■ **INSTRUCTIONS TO FOLLOW**:
The entries below should be quoted exactly, with no pictures carried over.

■ **RECORDS SHOWN**:
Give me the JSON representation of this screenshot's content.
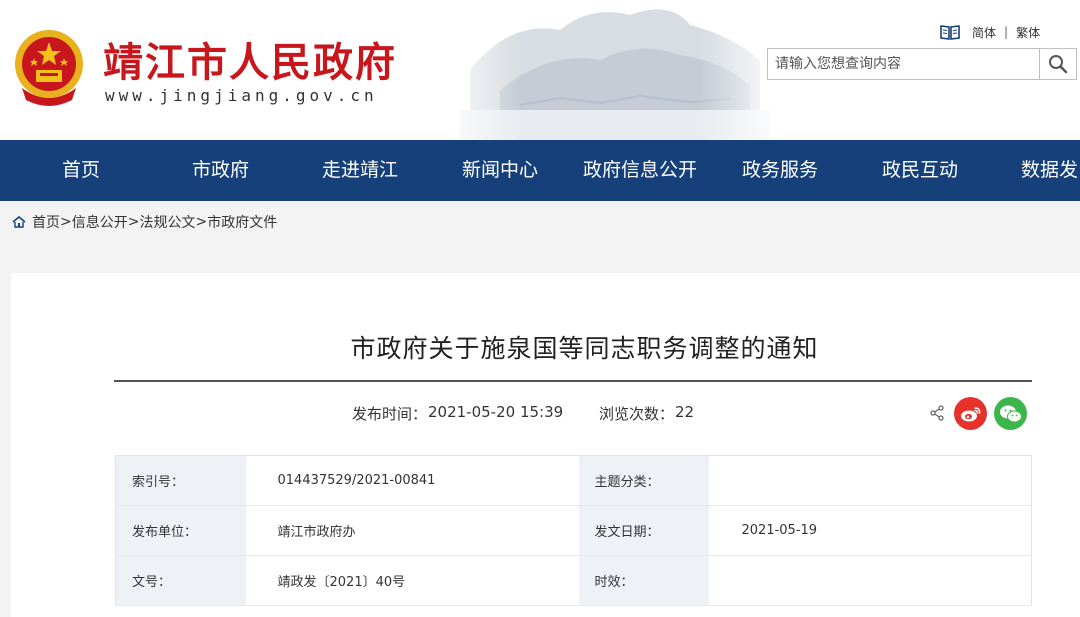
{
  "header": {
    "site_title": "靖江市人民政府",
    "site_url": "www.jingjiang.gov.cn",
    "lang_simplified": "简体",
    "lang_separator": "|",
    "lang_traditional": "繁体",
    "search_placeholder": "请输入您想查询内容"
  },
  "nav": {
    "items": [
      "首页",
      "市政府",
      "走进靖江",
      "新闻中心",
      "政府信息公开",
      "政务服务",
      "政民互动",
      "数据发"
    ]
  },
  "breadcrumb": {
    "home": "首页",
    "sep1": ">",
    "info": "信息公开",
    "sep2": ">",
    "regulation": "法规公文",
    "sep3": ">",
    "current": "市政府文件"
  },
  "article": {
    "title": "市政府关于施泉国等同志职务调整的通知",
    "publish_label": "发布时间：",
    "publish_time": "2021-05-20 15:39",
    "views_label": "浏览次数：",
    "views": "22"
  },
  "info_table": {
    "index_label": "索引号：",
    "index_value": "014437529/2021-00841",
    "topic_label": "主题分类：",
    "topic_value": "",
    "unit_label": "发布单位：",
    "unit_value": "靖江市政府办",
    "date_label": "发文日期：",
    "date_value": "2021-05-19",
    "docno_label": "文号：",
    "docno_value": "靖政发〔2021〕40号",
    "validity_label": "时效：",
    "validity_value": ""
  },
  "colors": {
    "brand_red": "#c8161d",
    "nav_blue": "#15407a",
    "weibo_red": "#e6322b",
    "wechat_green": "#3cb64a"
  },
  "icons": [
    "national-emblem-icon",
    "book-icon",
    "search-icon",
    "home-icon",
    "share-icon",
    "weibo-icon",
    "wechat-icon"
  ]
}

■ **EXERCISE SOLUTION**:
Give me the JSON representation of this screenshot's content.
{
  "header": {
    "site_title": "靖江市人民政府",
    "site_url": "www.jingjiang.gov.cn",
    "lang_simplified": "简体",
    "lang_separator": "|",
    "lang_traditional": "繁体",
    "search_placeholder": "请输入您想查询内容"
  },
  "nav": {
    "items": [
      "首页",
      "市政府",
      "走进靖江",
      "新闻中心",
      "政府信息公开",
      "政务服务",
      "政民互动",
      "数据发"
    ]
  },
  "breadcrumb": {
    "home": "首页",
    "sep1": ">",
    "info": "信息公开",
    "sep2": ">",
    "regulation": "法规公文",
    "sep3": ">",
    "current": "市政府文件"
  },
  "article": {
    "title": "市政府关于施泉国等同志职务调整的通知",
    "publish_label": "发布时间：",
    "publish_time": "2021-05-20 15:39",
    "views_label": "浏览次数：",
    "views": "22"
  },
  "info_table": {
    "index_label": "索引号：",
    "index_value": "014437529/2021-00841",
    "topic_label": "主题分类：",
    "topic_value": "",
    "unit_label": "发布单位：",
    "unit_value": "靖江市政府办",
    "date_label": "发文日期：",
    "date_value": "2021-05-19",
    "docno_label": "文号：",
    "docno_value": "靖政发〔2021〕40号",
    "validity_label": "时效：",
    "validity_value": ""
  },
  "colors": {
    "brand_red": "#c8161d",
    "nav_blue": "#15407a",
    "weibo_red": "#e6322b",
    "wechat_green": "#3cb64a"
  },
  "icons": [
    "national-emblem-icon",
    "book-icon",
    "search-icon",
    "home-icon",
    "share-icon",
    "weibo-icon",
    "wechat-icon"
  ]
}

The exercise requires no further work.